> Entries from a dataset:
--- BEGIN ---
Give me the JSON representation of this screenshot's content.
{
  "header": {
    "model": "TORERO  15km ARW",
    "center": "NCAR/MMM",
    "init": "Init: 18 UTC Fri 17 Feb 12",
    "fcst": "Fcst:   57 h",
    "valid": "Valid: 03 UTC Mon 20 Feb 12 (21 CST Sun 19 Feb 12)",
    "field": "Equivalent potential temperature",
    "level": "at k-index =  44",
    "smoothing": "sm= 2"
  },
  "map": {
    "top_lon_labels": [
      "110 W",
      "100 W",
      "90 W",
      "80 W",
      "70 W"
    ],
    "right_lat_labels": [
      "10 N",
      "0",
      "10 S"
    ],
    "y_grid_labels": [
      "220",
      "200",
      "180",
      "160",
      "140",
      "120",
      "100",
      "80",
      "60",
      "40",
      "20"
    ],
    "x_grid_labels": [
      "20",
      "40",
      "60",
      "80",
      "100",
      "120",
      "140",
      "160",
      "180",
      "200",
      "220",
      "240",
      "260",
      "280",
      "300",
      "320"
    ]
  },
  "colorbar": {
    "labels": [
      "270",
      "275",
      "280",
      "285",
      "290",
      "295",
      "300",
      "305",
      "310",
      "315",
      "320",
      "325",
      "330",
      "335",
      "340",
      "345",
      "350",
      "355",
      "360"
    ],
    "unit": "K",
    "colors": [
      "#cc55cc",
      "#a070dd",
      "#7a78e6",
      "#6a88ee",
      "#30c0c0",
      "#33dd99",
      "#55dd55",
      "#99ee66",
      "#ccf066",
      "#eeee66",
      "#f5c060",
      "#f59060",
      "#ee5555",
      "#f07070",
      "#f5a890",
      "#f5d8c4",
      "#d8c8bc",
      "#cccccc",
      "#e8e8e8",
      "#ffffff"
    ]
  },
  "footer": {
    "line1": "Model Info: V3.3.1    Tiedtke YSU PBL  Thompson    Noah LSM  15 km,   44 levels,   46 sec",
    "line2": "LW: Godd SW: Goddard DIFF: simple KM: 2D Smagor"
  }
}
--- END ---
> Aim: Can you give every line above again, exactly as written?

> Problem solution:
Give me the JSON representation of this screenshot's content.
{
  "header": {
    "model": "TORERO  15km ARW",
    "center": "NCAR/MMM",
    "init": "Init: 18 UTC Fri 17 Feb 12",
    "fcst": "Fcst:   57 h",
    "valid": "Valid: 03 UTC Mon 20 Feb 12 (21 CST Sun 19 Feb 12)",
    "field": "Equivalent potential temperature",
    "level": "at k-index =  44",
    "smoothing": "sm= 2"
  },
  "map": {
    "top_lon_labels": [
      "110 W",
      "100 W",
      "90 W",
      "80 W",
      "70 W"
    ],
    "right_lat_labels": [
      "10 N",
      "0",
      "10 S"
    ],
    "y_grid_labels": [
      "220",
      "200",
      "180",
      "160",
      "140",
      "120",
      "100",
      "80",
      "60",
      "40",
      "20"
    ],
    "x_grid_labels": [
      "20",
      "40",
      "60",
      "80",
      "100",
      "120",
      "140",
      "160",
      "180",
      "200",
      "220",
      "240",
      "260",
      "280",
      "300",
      "320"
    ]
  },
  "colorbar": {
    "labels": [
      "270",
      "275",
      "280",
      "285",
      "290",
      "295",
      "300",
      "305",
      "310",
      "315",
      "320",
      "325",
      "330",
      "335",
      "340",
      "345",
      "350",
      "355",
      "360"
    ],
    "unit": "K",
    "colors": [
      "#cc55cc",
      "#a070dd",
      "#7a78e6",
      "#6a88ee",
      "#30c0c0",
      "#33dd99",
      "#55dd55",
      "#99ee66",
      "#ccf066",
      "#eeee66",
      "#f5c060",
      "#f59060",
      "#ee5555",
      "#f07070",
      "#f5a890",
      "#f5d8c4",
      "#d8c8bc",
      "#cccccc",
      "#e8e8e8",
      "#ffffff"
    ]
  },
  "footer": {
    "line1": "Model Info: V3.3.1    Tiedtke YSU PBL  Thompson    Noah LSM  15 km,   44 levels,   46 sec",
    "line2": "LW: Godd SW: Goddard DIFF: simple KM: 2D Smagor"
  }
}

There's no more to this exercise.